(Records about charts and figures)
------------------------------------------------------------

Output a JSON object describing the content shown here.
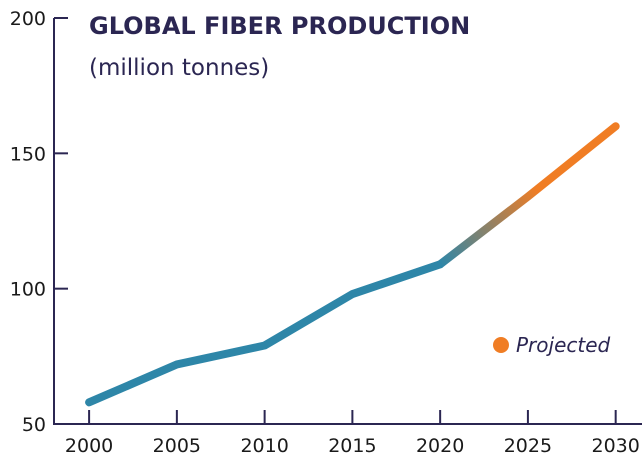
{
  "chart_data": {
    "type": "line",
    "title": "GLOBAL FIBER PRODUCTION",
    "subtitle": "(million tonnes)",
    "xlabel": "",
    "ylabel": "",
    "x": [
      2000,
      2005,
      2010,
      2015,
      2020,
      2025,
      2030
    ],
    "xlim": [
      1998,
      2031.5
    ],
    "ylim": [
      50,
      200
    ],
    "yticks": [
      50,
      100,
      150,
      200
    ],
    "series": [
      {
        "values": [
          58,
          72,
          79,
          98,
          109
        ],
        "x": [
          2000,
          2005,
          2010,
          2015,
          2020
        ],
        "color": "#2e86a8"
      },
      {
        "name": "Projected",
        "values": [
          109,
          134,
          160
        ],
        "x": [
          2020,
          2025,
          2030
        ],
        "color": "#f07d24"
      }
    ],
    "legend": {
      "label": "Projected",
      "color": "#f07d24",
      "placement": "right-middle"
    },
    "grid": false
  },
  "colors": {
    "axis": "#2b2652",
    "title": "#2b2652",
    "historical": "#2e86a8",
    "projected": "#f07d24"
  }
}
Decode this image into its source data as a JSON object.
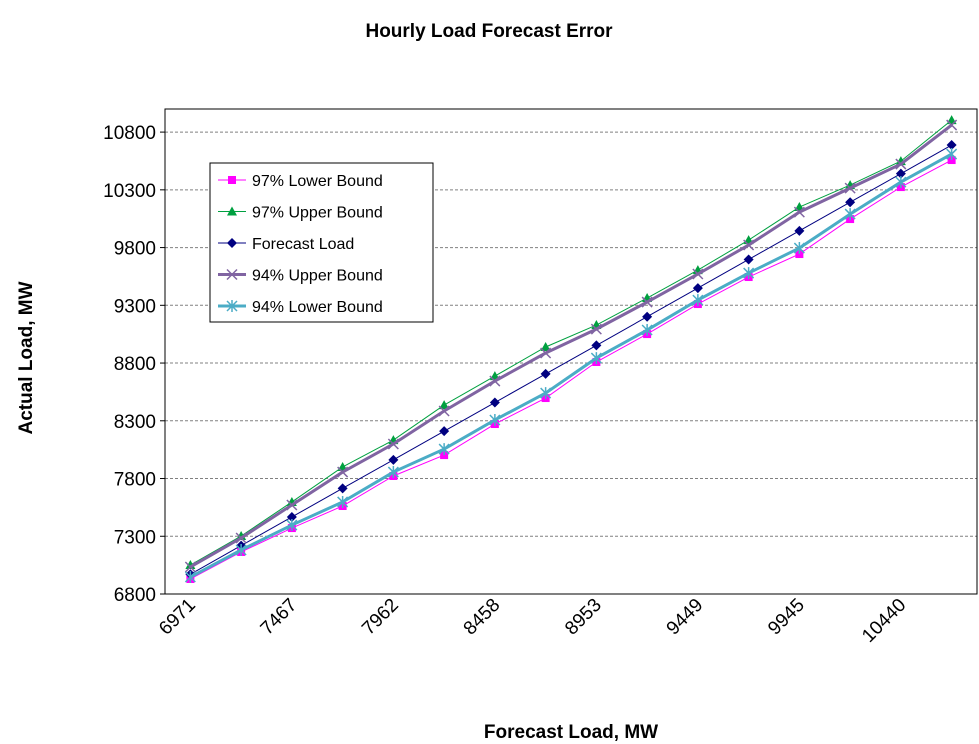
{
  "chart_data": {
    "type": "line",
    "title": "Hourly Load Forecast Error",
    "x_label": "Forecast Load, MW",
    "y_label": "Actual Load, MW",
    "categories": [
      "6971",
      null,
      "7467",
      null,
      "7962",
      null,
      "8458",
      null,
      "8953",
      null,
      "9449",
      null,
      "9945",
      null,
      "10440",
      null
    ],
    "series": [
      {
        "name": "97% Lower Bound",
        "color": "#ff00ff",
        "marker": "square",
        "line_width": 1,
        "values": [
          6930,
          7164,
          7371,
          7562,
          7822,
          8003,
          8272,
          8497,
          8809,
          9051,
          9311,
          9545,
          9744,
          10047,
          10324,
          10558
        ]
      },
      {
        "name": "97% Upper Bound",
        "color": "#00a040",
        "marker": "triangle",
        "line_width": 1,
        "values": [
          7051,
          7302,
          7597,
          7900,
          8133,
          8436,
          8687,
          8939,
          9129,
          9363,
          9605,
          9865,
          10151,
          10341,
          10549,
          10904
        ]
      },
      {
        "name": "Forecast Load",
        "color": "#000080",
        "marker": "diamond",
        "line_width": 1,
        "values": [
          6971,
          7219,
          7467,
          7715,
          7962,
          8210,
          8458,
          8706,
          8953,
          9201,
          9449,
          9697,
          9945,
          10193,
          10440,
          10688
        ]
      },
      {
        "name": "94% Upper Bound",
        "color": "#8064a2",
        "marker": "x",
        "line_width": 3,
        "values": [
          7034,
          7285,
          7571,
          7856,
          8099,
          8385,
          8644,
          8887,
          9094,
          9328,
          9571,
          9822,
          10107,
          10315,
          10523,
          10861
        ]
      },
      {
        "name": "94% Lower Bound",
        "color": "#4bacc6",
        "marker": "star",
        "line_width": 3,
        "values": [
          6947,
          7181,
          7397,
          7597,
          7856,
          8055,
          8307,
          8540,
          8843,
          9086,
          9345,
          9579,
          9796,
          10090,
          10367,
          10610
        ]
      }
    ],
    "ylim": [
      6800,
      11000
    ],
    "yticks": [
      6800,
      7300,
      7800,
      8300,
      8800,
      9300,
      9800,
      10300,
      10800
    ],
    "grid": true
  }
}
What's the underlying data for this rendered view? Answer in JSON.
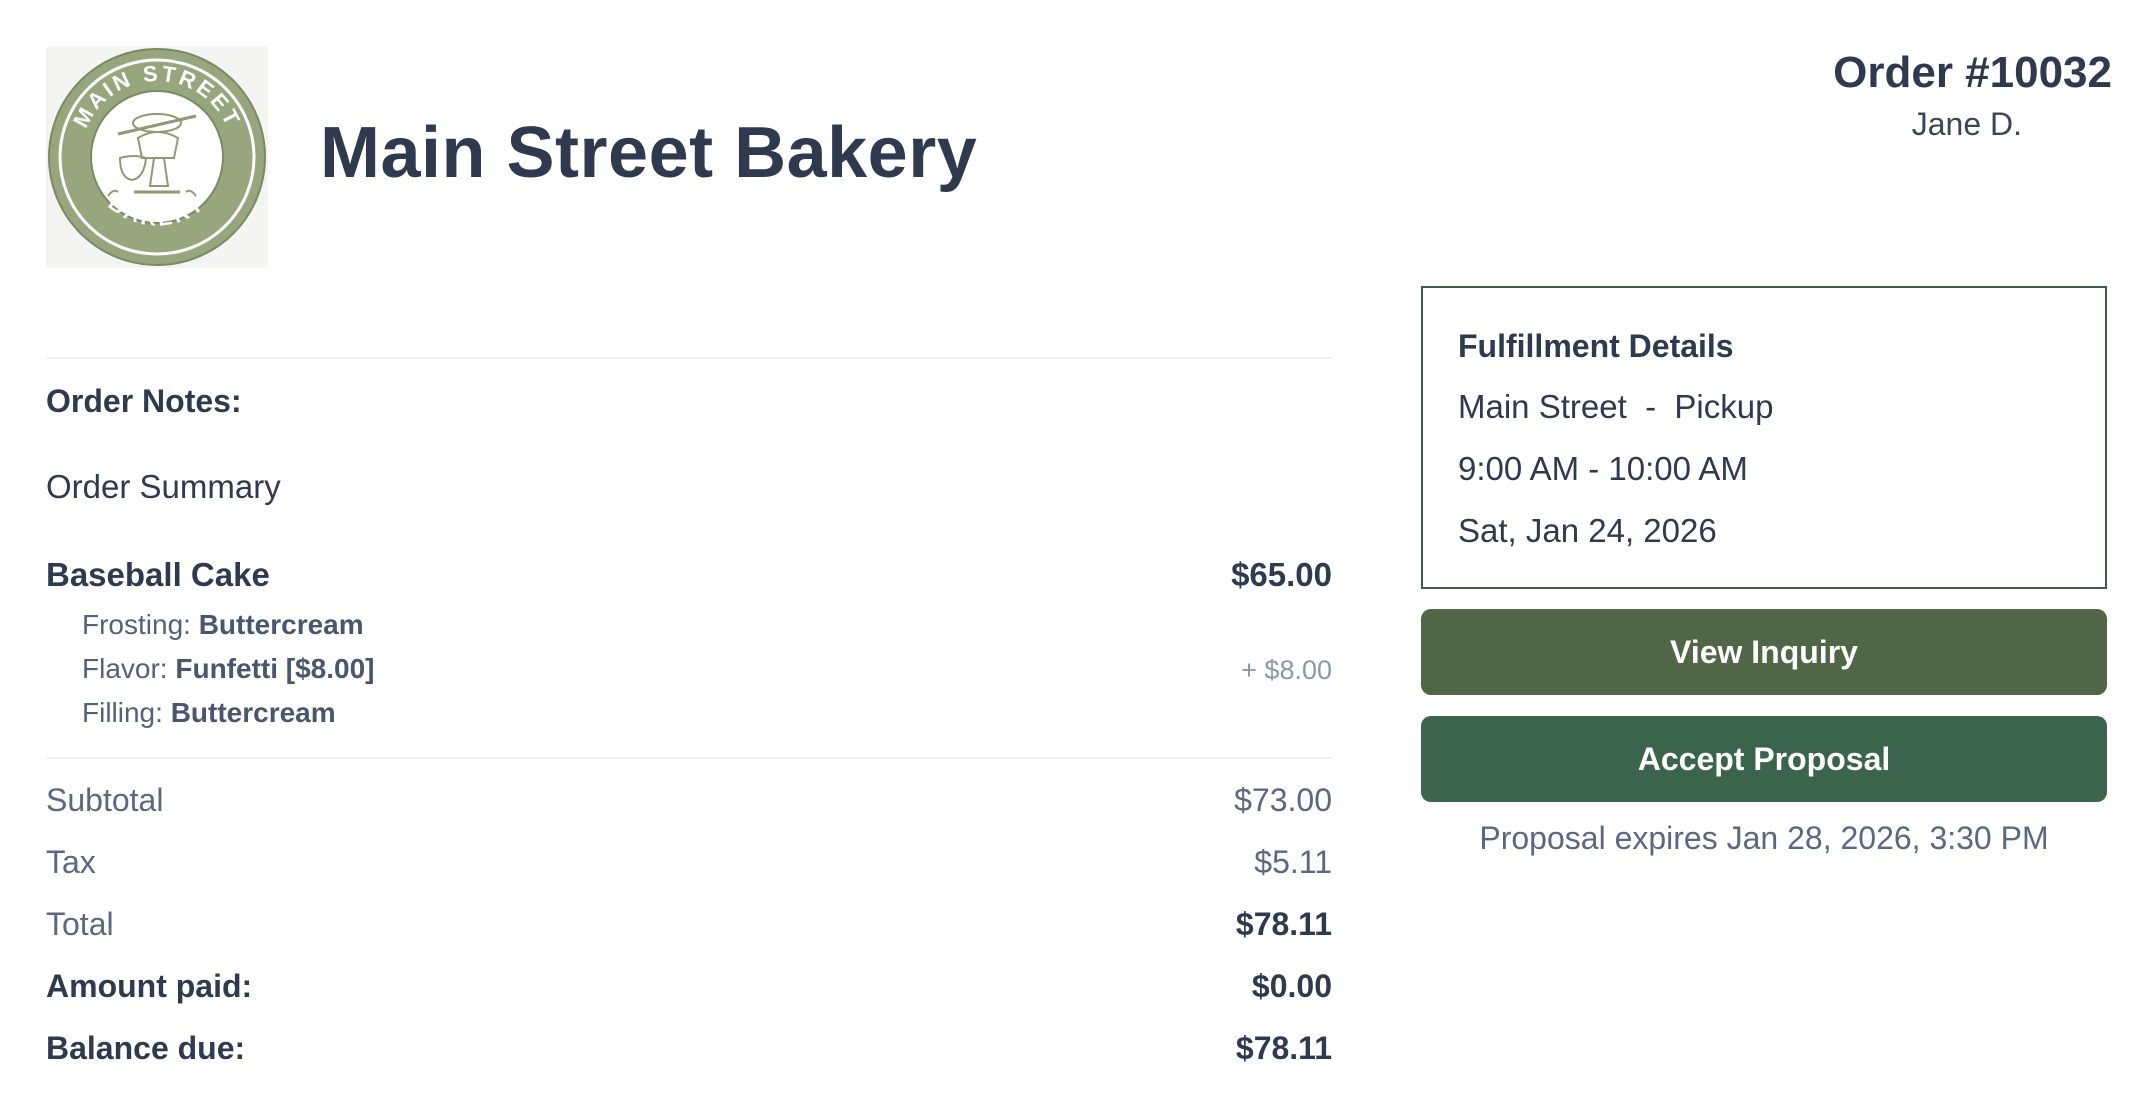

------------------------------------------------------------

### Required task
Copy the records above exactly, omitting every picture.

### Response for this exercise
Output a JSON object describing the content shown here.
{
  "chart_data": {
    "type": "line",
    "title": "GLOBAL FIBER PRODUCTION",
    "subtitle": "(million tonnes)",
    "xlabel": "",
    "ylabel": "",
    "x": [
      2000,
      2005,
      2010,
      2015,
      2020,
      2025,
      2030
    ],
    "xlim": [
      1998,
      2031.5
    ],
    "ylim": [
      50,
      200
    ],
    "yticks": [
      50,
      100,
      150,
      200
    ],
    "series": [
      {
        "values": [
          58,
          72,
          79,
          98,
          109
        ],
        "x": [
          2000,
          2005,
          2010,
          2015,
          2020
        ],
        "color": "#2e86a8"
      },
      {
        "name": "Projected",
        "values": [
          109,
          134,
          160
        ],
        "x": [
          2020,
          2025,
          2030
        ],
        "color": "#f07d24"
      }
    ],
    "legend": {
      "label": "Projected",
      "color": "#f07d24",
      "placement": "right-middle"
    },
    "grid": false
  },
  "colors": {
    "axis": "#2b2652",
    "title": "#2b2652",
    "historical": "#2e86a8",
    "projected": "#f07d24"
  }
}
Decode this image into its source data as a JSON object.
{
  "chart_data": {
    "type": "line",
    "title": "Hourly Load Forecast Error",
    "x_label": "Forecast Load, MW",
    "y_label": "Actual Load, MW",
    "categories": [
      "6971",
      null,
      "7467",
      null,
      "7962",
      null,
      "8458",
      null,
      "8953",
      null,
      "9449",
      null,
      "9945",
      null,
      "10440",
      null
    ],
    "series": [
      {
        "name": "97% Lower Bound",
        "color": "#ff00ff",
        "marker": "square",
        "line_width": 1,
        "values": [
          6930,
          7164,
          7371,
          7562,
          7822,
          8003,
          8272,
          8497,
          8809,
          9051,
          9311,
          9545,
          9744,
          10047,
          10324,
          10558
        ]
      },
      {
        "name": "97% Upper Bound",
        "color": "#00a040",
        "marker": "triangle",
        "line_width": 1,
        "values": [
          7051,
          7302,
          7597,
          7900,
          8133,
          8436,
          8687,
          8939,
          9129,
          9363,
          9605,
          9865,
          10151,
          10341,
          10549,
          10904
        ]
      },
      {
        "name": "Forecast Load",
        "color": "#000080",
        "marker": "diamond",
        "line_width": 1,
        "values": [
          6971,
          7219,
          7467,
          7715,
          7962,
          8210,
          8458,
          8706,
          8953,
          9201,
          9449,
          9697,
          9945,
          10193,
          10440,
          10688
        ]
      },
      {
        "name": "94% Upper Bound",
        "color": "#8064a2",
        "marker": "x",
        "line_width": 3,
        "values": [
          7034,
          7285,
          7571,
          7856,
          8099,
          8385,
          8644,
          8887,
          9094,
          9328,
          9571,
          9822,
          10107,
          10315,
          10523,
          10861
        ]
      },
      {
        "name": "94% Lower Bound",
        "color": "#4bacc6",
        "marker": "star",
        "line_width": 3,
        "values": [
          6947,
          7181,
          7397,
          7597,
          7856,
          8055,
          8307,
          8540,
          8843,
          9086,
          9345,
          9579,
          9796,
          10090,
          10367,
          10610
        ]
      }
    ],
    "ylim": [
      6800,
      11000
    ],
    "yticks": [
      6800,
      7300,
      7800,
      8300,
      8800,
      9300,
      9800,
      10300,
      10800
    ],
    "grid": true
  }
}
What's the underlying data for this rendered view? Answer in JSON.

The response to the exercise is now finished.